> TASK DESCRIPTION: Copy every line of the listing exactly.

--------

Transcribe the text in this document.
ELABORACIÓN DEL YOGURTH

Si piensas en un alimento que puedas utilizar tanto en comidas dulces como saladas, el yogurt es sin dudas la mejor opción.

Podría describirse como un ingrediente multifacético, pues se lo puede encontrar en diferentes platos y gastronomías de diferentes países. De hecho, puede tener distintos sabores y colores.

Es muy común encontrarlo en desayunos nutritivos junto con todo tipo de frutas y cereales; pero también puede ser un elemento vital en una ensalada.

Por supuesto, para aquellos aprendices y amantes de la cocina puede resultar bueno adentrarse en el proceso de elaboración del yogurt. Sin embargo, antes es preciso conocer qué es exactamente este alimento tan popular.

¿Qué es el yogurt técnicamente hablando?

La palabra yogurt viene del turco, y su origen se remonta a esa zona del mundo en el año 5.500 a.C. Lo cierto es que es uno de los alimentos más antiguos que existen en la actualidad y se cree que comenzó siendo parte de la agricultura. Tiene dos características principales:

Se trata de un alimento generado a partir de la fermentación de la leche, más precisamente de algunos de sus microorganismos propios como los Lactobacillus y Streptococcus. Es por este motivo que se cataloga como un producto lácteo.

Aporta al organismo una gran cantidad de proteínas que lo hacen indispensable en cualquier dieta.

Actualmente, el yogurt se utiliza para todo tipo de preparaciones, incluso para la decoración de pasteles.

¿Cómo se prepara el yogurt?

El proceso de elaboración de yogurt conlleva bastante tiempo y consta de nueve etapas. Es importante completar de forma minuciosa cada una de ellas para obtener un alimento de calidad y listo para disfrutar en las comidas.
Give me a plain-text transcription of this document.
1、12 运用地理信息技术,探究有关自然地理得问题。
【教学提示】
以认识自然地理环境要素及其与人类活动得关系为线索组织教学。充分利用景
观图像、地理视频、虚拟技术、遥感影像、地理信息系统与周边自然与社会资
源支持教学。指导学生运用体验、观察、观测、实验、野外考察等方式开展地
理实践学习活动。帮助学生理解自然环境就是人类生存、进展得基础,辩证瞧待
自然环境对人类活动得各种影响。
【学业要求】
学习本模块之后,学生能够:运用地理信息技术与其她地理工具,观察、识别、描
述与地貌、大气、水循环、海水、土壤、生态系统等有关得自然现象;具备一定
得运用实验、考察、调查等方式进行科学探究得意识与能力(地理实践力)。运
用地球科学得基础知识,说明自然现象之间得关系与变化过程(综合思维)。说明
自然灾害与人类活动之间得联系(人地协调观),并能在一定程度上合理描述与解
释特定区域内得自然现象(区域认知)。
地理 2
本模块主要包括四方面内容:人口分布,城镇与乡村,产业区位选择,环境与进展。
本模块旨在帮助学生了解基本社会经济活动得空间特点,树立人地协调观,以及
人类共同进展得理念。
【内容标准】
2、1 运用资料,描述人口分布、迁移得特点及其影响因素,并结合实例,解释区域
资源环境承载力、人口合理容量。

--------

> ANSWER IN FULL:
Transcribe the text in this document.
ELABORACIÓN DEL YOGURTH

Si piensas en un alimento que puedas utilizar tanto en comidas dulces como saladas, el yogurt es sin dudas la mejor opción.

Podría describirse como un ingrediente multifacético, pues se lo puede encontrar en diferentes platos y gastronomías de diferentes países. De hecho, puede tener distintos sabores y colores.

Es muy común encontrarlo en desayunos nutritivos junto con todo tipo de frutas y cereales; pero también puede ser un elemento vital en una ensalada.

Por supuesto, para aquellos aprendices y amantes de la cocina puede resultar bueno adentrarse en el proceso de elaboración del yogurt. Sin embargo, antes es preciso conocer qué es exactamente este alimento tan popular.

¿Qué es el yogurt técnicamente hablando?

La palabra yogurt viene del turco, y su origen se remonta a esa zona del mundo en el año 5.500 a.C. Lo cierto es que es uno de los alimentos más antiguos que existen en la actualidad y se cree que comenzó siendo parte de la agricultura. Tiene dos características principales:

Se trata de un alimento generado a partir de la fermentación de la leche, más precisamente de algunos de sus microorganismos propios como los Lactobacillus y Streptococcus. Es por este motivo que se cataloga como un producto lácteo.

Aporta al organismo una gran cantidad de proteínas que lo hacen indispensable en cualquier dieta.

Actualmente, el yogurt se utiliza para todo tipo de preparaciones, incluso para la decoración de pasteles.

¿Cómo se prepara el yogurt?

El proceso de elaboración de yogurt conlleva bastante tiempo y consta de nueve etapas. Es importante completar de forma minuciosa cada una de ellas para obtener un alimento de calidad y listo para disfrutar en las comidas.
Give me a plain-text transcription of this document.
1、12 运用地理信息技术,探究有关自然地理得问题。
【教学提示】
以认识自然地理环境要素及其与人类活动得关系为线索组织教学。充分利用景
观图像、地理视频、虚拟技术、遥感影像、地理信息系统与周边自然与社会资
源支持教学。指导学生运用体验、观察、观测、实验、野外考察等方式开展地
理实践学习活动。帮助学生理解自然环境就是人类生存、进展得基础,辩证瞧待
自然环境对人类活动得各种影响。
【学业要求】
学习本模块之后,学生能够:运用地理信息技术与其她地理工具,观察、识别、描
述与地貌、大气、水循环、海水、土壤、生态系统等有关得自然现象;具备一定
得运用实验、考察、调查等方式进行科学探究得意识与能力(地理实践力)。运
用地球科学得基础知识,说明自然现象之间得关系与变化过程(综合思维)。说明
自然灾害与人类活动之间得联系(人地协调观),并能在一定程度上合理描述与解
释特定区域内得自然现象(区域认知)。
地理 2
本模块主要包括四方面内容:人口分布,城镇与乡村,产业区位选择,环境与进展。
本模块旨在帮助学生了解基本社会经济活动得空间特点,树立人地协调观,以及
人类共同进展得理念。
【内容标准】
2、1 运用资料,描述人口分布、迁移得特点及其影响因素,并结合实例,解释区域
资源环境承载力、人口合理容量。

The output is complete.